Start of SUPPLIED DATA
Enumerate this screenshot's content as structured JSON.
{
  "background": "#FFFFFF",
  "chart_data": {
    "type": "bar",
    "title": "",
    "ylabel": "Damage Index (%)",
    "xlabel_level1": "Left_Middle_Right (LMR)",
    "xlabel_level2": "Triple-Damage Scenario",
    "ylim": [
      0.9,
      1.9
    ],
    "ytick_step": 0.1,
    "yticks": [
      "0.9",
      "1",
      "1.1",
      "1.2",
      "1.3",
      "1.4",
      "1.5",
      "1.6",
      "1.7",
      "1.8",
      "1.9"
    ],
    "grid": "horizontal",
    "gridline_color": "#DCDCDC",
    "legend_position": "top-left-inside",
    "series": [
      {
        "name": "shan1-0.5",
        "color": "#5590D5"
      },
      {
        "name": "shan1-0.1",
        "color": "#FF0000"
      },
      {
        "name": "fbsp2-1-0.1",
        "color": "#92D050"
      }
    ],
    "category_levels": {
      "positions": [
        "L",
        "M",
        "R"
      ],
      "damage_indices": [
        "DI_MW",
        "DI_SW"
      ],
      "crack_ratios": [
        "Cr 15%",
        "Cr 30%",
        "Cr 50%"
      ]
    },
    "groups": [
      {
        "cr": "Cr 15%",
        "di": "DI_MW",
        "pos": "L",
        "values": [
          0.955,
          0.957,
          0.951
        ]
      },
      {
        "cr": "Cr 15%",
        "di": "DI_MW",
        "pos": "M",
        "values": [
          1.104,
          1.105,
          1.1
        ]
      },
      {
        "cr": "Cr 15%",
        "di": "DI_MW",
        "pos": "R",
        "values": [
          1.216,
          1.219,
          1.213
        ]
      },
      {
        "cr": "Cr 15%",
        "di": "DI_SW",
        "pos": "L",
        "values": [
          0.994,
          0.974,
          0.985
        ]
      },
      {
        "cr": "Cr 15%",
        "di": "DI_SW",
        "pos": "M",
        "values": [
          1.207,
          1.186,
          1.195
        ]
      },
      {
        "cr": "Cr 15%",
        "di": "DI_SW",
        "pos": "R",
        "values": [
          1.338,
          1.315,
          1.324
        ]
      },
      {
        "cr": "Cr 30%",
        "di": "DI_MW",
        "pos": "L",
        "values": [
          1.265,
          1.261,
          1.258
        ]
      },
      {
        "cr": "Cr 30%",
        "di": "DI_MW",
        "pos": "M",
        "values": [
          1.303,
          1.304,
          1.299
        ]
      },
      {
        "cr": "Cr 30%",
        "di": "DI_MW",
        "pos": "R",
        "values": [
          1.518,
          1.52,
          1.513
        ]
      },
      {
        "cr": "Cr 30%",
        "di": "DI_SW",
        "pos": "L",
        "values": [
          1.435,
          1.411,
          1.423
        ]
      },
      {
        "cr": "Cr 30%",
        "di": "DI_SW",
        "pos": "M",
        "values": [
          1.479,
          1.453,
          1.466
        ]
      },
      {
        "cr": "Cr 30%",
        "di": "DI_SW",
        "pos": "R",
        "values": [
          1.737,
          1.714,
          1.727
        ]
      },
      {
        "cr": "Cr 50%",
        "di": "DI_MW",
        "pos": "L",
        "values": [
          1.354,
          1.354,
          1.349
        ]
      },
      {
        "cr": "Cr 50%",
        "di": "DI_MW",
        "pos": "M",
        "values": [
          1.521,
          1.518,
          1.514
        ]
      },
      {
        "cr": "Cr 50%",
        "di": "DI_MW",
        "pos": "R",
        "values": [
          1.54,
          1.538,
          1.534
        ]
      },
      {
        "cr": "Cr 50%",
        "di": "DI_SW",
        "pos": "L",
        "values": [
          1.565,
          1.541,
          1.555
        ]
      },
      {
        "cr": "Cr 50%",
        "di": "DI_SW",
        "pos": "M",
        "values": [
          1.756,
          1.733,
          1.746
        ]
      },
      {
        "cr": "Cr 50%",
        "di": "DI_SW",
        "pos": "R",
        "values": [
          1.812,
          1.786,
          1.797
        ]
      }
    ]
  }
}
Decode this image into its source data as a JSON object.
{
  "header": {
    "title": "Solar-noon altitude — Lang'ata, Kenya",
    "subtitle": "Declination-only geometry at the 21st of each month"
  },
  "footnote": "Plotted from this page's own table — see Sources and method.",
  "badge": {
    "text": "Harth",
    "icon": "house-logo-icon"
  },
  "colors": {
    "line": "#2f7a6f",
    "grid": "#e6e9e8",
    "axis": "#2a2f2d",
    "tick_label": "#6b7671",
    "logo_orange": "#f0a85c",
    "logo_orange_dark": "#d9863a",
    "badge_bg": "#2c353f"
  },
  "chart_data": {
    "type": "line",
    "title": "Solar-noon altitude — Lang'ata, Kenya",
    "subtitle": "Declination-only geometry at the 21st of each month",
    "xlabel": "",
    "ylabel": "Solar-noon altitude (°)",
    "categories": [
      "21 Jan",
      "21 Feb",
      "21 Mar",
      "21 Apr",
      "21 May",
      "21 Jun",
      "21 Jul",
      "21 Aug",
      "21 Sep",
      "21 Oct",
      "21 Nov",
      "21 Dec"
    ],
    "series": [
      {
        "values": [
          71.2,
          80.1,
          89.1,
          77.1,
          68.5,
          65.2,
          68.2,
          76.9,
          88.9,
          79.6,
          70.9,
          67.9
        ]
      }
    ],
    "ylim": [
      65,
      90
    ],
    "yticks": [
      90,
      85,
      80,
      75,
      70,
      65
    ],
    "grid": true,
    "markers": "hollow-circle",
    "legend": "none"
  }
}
End of SUPPLIED DATA
WHAT YOU ARE ASKED TO DO |
Your task is to repeat each line of the material exactly.

FINISHED ANSWER |
Enumerate this screenshot's content as structured JSON.
{
  "background": "#FFFFFF",
  "chart_data": {
    "type": "bar",
    "title": "",
    "ylabel": "Damage Index (%)",
    "xlabel_level1": "Left_Middle_Right (LMR)",
    "xlabel_level2": "Triple-Damage Scenario",
    "ylim": [
      0.9,
      1.9
    ],
    "ytick_step": 0.1,
    "yticks": [
      "0.9",
      "1",
      "1.1",
      "1.2",
      "1.3",
      "1.4",
      "1.5",
      "1.6",
      "1.7",
      "1.8",
      "1.9"
    ],
    "grid": "horizontal",
    "gridline_color": "#DCDCDC",
    "legend_position": "top-left-inside",
    "series": [
      {
        "name": "shan1-0.5",
        "color": "#5590D5"
      },
      {
        "name": "shan1-0.1",
        "color": "#FF0000"
      },
      {
        "name": "fbsp2-1-0.1",
        "color": "#92D050"
      }
    ],
    "category_levels": {
      "positions": [
        "L",
        "M",
        "R"
      ],
      "damage_indices": [
        "DI_MW",
        "DI_SW"
      ],
      "crack_ratios": [
        "Cr 15%",
        "Cr 30%",
        "Cr 50%"
      ]
    },
    "groups": [
      {
        "cr": "Cr 15%",
        "di": "DI_MW",
        "pos": "L",
        "values": [
          0.955,
          0.957,
          0.951
        ]
      },
      {
        "cr": "Cr 15%",
        "di": "DI_MW",
        "pos": "M",
        "values": [
          1.104,
          1.105,
          1.1
        ]
      },
      {
        "cr": "Cr 15%",
        "di": "DI_MW",
        "pos": "R",
        "values": [
          1.216,
          1.219,
          1.213
        ]
      },
      {
        "cr": "Cr 15%",
        "di": "DI_SW",
        "pos": "L",
        "values": [
          0.994,
          0.974,
          0.985
        ]
      },
      {
        "cr": "Cr 15%",
        "di": "DI_SW",
        "pos": "M",
        "values": [
          1.207,
          1.186,
          1.195
        ]
      },
      {
        "cr": "Cr 15%",
        "di": "DI_SW",
        "pos": "R",
        "values": [
          1.338,
          1.315,
          1.324
        ]
      },
      {
        "cr": "Cr 30%",
        "di": "DI_MW",
        "pos": "L",
        "values": [
          1.265,
          1.261,
          1.258
        ]
      },
      {
        "cr": "Cr 30%",
        "di": "DI_MW",
        "pos": "M",
        "values": [
          1.303,
          1.304,
          1.299
        ]
      },
      {
        "cr": "Cr 30%",
        "di": "DI_MW",
        "pos": "R",
        "values": [
          1.518,
          1.52,
          1.513
        ]
      },
      {
        "cr": "Cr 30%",
        "di": "DI_SW",
        "pos": "L",
        "values": [
          1.435,
          1.411,
          1.423
        ]
      },
      {
        "cr": "Cr 30%",
        "di": "DI_SW",
        "pos": "M",
        "values": [
          1.479,
          1.453,
          1.466
        ]
      },
      {
        "cr": "Cr 30%",
        "di": "DI_SW",
        "pos": "R",
        "values": [
          1.737,
          1.714,
          1.727
        ]
      },
      {
        "cr": "Cr 50%",
        "di": "DI_MW",
        "pos": "L",
        "values": [
          1.354,
          1.354,
          1.349
        ]
      },
      {
        "cr": "Cr 50%",
        "di": "DI_MW",
        "pos": "M",
        "values": [
          1.521,
          1.518,
          1.514
        ]
      },
      {
        "cr": "Cr 50%",
        "di": "DI_MW",
        "pos": "R",
        "values": [
          1.54,
          1.538,
          1.534
        ]
      },
      {
        "cr": "Cr 50%",
        "di": "DI_SW",
        "pos": "L",
        "values": [
          1.565,
          1.541,
          1.555
        ]
      },
      {
        "cr": "Cr 50%",
        "di": "DI_SW",
        "pos": "M",
        "values": [
          1.756,
          1.733,
          1.746
        ]
      },
      {
        "cr": "Cr 50%",
        "di": "DI_SW",
        "pos": "R",
        "values": [
          1.812,
          1.786,
          1.797
        ]
      }
    ]
  }
}
Decode this image into its source data as a JSON object.
{
  "header": {
    "title": "Solar-noon altitude — Lang'ata, Kenya",
    "subtitle": "Declination-only geometry at the 21st of each month"
  },
  "footnote": "Plotted from this page's own table — see Sources and method.",
  "badge": {
    "text": "Harth",
    "icon": "house-logo-icon"
  },
  "colors": {
    "line": "#2f7a6f",
    "grid": "#e6e9e8",
    "axis": "#2a2f2d",
    "tick_label": "#6b7671",
    "logo_orange": "#f0a85c",
    "logo_orange_dark": "#d9863a",
    "badge_bg": "#2c353f"
  },
  "chart_data": {
    "type": "line",
    "title": "Solar-noon altitude — Lang'ata, Kenya",
    "subtitle": "Declination-only geometry at the 21st of each month",
    "xlabel": "",
    "ylabel": "Solar-noon altitude (°)",
    "categories": [
      "21 Jan",
      "21 Feb",
      "21 Mar",
      "21 Apr",
      "21 May",
      "21 Jun",
      "21 Jul",
      "21 Aug",
      "21 Sep",
      "21 Oct",
      "21 Nov",
      "21 Dec"
    ],
    "series": [
      {
        "values": [
          71.2,
          80.1,
          89.1,
          77.1,
          68.5,
          65.2,
          68.2,
          76.9,
          88.9,
          79.6,
          70.9,
          67.9
        ]
      }
    ],
    "ylim": [
      65,
      90
    ],
    "yticks": [
      90,
      85,
      80,
      75,
      70,
      65
    ],
    "grid": true,
    "markers": "hollow-circle",
    "legend": "none"
  }
}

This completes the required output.